:: What needs to be done ::
Render every entry exactly as it appears.

# # # # # # #

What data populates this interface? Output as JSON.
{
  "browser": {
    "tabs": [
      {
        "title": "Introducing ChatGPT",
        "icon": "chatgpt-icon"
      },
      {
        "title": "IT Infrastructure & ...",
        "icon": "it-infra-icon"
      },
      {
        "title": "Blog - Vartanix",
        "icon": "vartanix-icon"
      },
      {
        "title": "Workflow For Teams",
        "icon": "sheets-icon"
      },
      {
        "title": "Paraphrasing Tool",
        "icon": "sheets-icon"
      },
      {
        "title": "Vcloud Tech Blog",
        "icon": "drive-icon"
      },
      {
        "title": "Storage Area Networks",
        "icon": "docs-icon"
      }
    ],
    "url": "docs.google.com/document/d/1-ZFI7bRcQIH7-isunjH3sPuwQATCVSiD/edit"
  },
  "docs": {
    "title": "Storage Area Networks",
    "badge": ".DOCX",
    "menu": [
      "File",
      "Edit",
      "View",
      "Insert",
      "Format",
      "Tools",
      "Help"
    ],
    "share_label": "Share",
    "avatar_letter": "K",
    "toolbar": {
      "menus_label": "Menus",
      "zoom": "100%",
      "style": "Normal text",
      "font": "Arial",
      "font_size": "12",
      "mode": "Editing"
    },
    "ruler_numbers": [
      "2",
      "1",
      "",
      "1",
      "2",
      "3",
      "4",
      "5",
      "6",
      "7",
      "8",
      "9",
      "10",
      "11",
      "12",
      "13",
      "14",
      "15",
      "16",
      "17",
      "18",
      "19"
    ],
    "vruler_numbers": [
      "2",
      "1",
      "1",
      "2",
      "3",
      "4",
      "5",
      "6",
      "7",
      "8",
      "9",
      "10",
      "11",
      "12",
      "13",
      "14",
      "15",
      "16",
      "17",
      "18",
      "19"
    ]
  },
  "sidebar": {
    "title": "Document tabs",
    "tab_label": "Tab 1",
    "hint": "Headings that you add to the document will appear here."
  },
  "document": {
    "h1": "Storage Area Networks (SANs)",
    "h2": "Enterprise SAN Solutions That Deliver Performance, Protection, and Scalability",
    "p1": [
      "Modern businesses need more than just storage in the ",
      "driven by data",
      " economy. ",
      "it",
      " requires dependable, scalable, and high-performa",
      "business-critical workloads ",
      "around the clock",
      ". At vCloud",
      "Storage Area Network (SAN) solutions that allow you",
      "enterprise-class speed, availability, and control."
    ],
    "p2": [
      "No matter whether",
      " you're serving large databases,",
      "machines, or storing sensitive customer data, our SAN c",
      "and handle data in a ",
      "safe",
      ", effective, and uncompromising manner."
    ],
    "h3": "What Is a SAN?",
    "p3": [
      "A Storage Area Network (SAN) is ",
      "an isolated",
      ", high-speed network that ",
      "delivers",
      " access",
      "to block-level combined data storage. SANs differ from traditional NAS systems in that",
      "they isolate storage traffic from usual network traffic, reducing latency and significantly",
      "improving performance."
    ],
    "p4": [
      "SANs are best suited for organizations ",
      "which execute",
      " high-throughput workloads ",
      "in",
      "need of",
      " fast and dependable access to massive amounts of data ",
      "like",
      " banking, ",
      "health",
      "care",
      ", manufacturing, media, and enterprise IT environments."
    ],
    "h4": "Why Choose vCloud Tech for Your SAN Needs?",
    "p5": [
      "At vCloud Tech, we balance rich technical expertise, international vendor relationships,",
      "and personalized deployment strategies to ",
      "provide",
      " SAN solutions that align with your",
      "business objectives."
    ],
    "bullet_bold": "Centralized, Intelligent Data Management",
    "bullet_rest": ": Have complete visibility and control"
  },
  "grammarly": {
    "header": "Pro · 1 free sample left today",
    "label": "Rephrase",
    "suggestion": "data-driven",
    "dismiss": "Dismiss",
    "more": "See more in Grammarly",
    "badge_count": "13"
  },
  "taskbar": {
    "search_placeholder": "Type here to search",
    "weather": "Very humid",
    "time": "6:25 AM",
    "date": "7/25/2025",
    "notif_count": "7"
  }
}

# # # # # # #

:: Answer to the task ::
What data populates this interface? Output as JSON.
{
  "browser": {
    "tabs": [
      {
        "title": "Introducing ChatGPT",
        "icon": "chatgpt-icon"
      },
      {
        "title": "IT Infrastructure & ...",
        "icon": "it-infra-icon"
      },
      {
        "title": "Blog - Vartanix",
        "icon": "vartanix-icon"
      },
      {
        "title": "Workflow For Teams",
        "icon": "sheets-icon"
      },
      {
        "title": "Paraphrasing Tool",
        "icon": "sheets-icon"
      },
      {
        "title": "Vcloud Tech Blog",
        "icon": "drive-icon"
      },
      {
        "title": "Storage Area Networks",
        "icon": "docs-icon"
      }
    ],
    "url": "docs.google.com/document/d/1-ZFI7bRcQIH7-isunjH3sPuwQATCVSiD/edit"
  },
  "docs": {
    "title": "Storage Area Networks",
    "badge": ".DOCX",
    "menu": [
      "File",
      "Edit",
      "View",
      "Insert",
      "Format",
      "Tools",
      "Help"
    ],
    "share_label": "Share",
    "avatar_letter": "K",
    "toolbar": {
      "menus_label": "Menus",
      "zoom": "100%",
      "style": "Normal text",
      "font": "Arial",
      "font_size": "12",
      "mode": "Editing"
    },
    "ruler_numbers": [
      "2",
      "1",
      "",
      "1",
      "2",
      "3",
      "4",
      "5",
      "6",
      "7",
      "8",
      "9",
      "10",
      "11",
      "12",
      "13",
      "14",
      "15",
      "16",
      "17",
      "18",
      "19"
    ],
    "vruler_numbers": [
      "2",
      "1",
      "1",
      "2",
      "3",
      "4",
      "5",
      "6",
      "7",
      "8",
      "9",
      "10",
      "11",
      "12",
      "13",
      "14",
      "15",
      "16",
      "17",
      "18",
      "19"
    ]
  },
  "sidebar": {
    "title": "Document tabs",
    "tab_label": "Tab 1",
    "hint": "Headings that you add to the document will appear here."
  },
  "document": {
    "h1": "Storage Area Networks (SANs)",
    "h2": "Enterprise SAN Solutions That Deliver Performance, Protection, and Scalability",
    "p1": [
      "Modern businesses need more than just storage in the ",
      "driven by data",
      " economy. ",
      "it",
      " requires dependable, scalable, and high-performa",
      "business-critical workloads ",
      "around the clock",
      ". At vCloud",
      "Storage Area Network (SAN) solutions that allow you",
      "enterprise-class speed, availability, and control."
    ],
    "p2": [
      "No matter whether",
      " you're serving large databases,",
      "machines, or storing sensitive customer data, our SAN c",
      "and handle data in a ",
      "safe",
      ", effective, and uncompromising manner."
    ],
    "h3": "What Is a SAN?",
    "p3": [
      "A Storage Area Network (SAN) is ",
      "an isolated",
      ", high-speed network that ",
      "delivers",
      " access",
      "to block-level combined data storage. SANs differ from traditional NAS systems in that",
      "they isolate storage traffic from usual network traffic, reducing latency and significantly",
      "improving performance."
    ],
    "p4": [
      "SANs are best suited for organizations ",
      "which execute",
      " high-throughput workloads ",
      "in",
      "need of",
      " fast and dependable access to massive amounts of data ",
      "like",
      " banking, ",
      "health",
      "care",
      ", manufacturing, media, and enterprise IT environments."
    ],
    "h4": "Why Choose vCloud Tech for Your SAN Needs?",
    "p5": [
      "At vCloud Tech, we balance rich technical expertise, international vendor relationships,",
      "and personalized deployment strategies to ",
      "provide",
      " SAN solutions that align with your",
      "business objectives."
    ],
    "bullet_bold": "Centralized, Intelligent Data Management",
    "bullet_rest": ": Have complete visibility and control"
  },
  "grammarly": {
    "header": "Pro · 1 free sample left today",
    "label": "Rephrase",
    "suggestion": "data-driven",
    "dismiss": "Dismiss",
    "more": "See more in Grammarly",
    "badge_count": "13"
  },
  "taskbar": {
    "search_placeholder": "Type here to search",
    "weather": "Very humid",
    "time": "6:25 AM",
    "date": "7/25/2025",
    "notif_count": "7"
  }
}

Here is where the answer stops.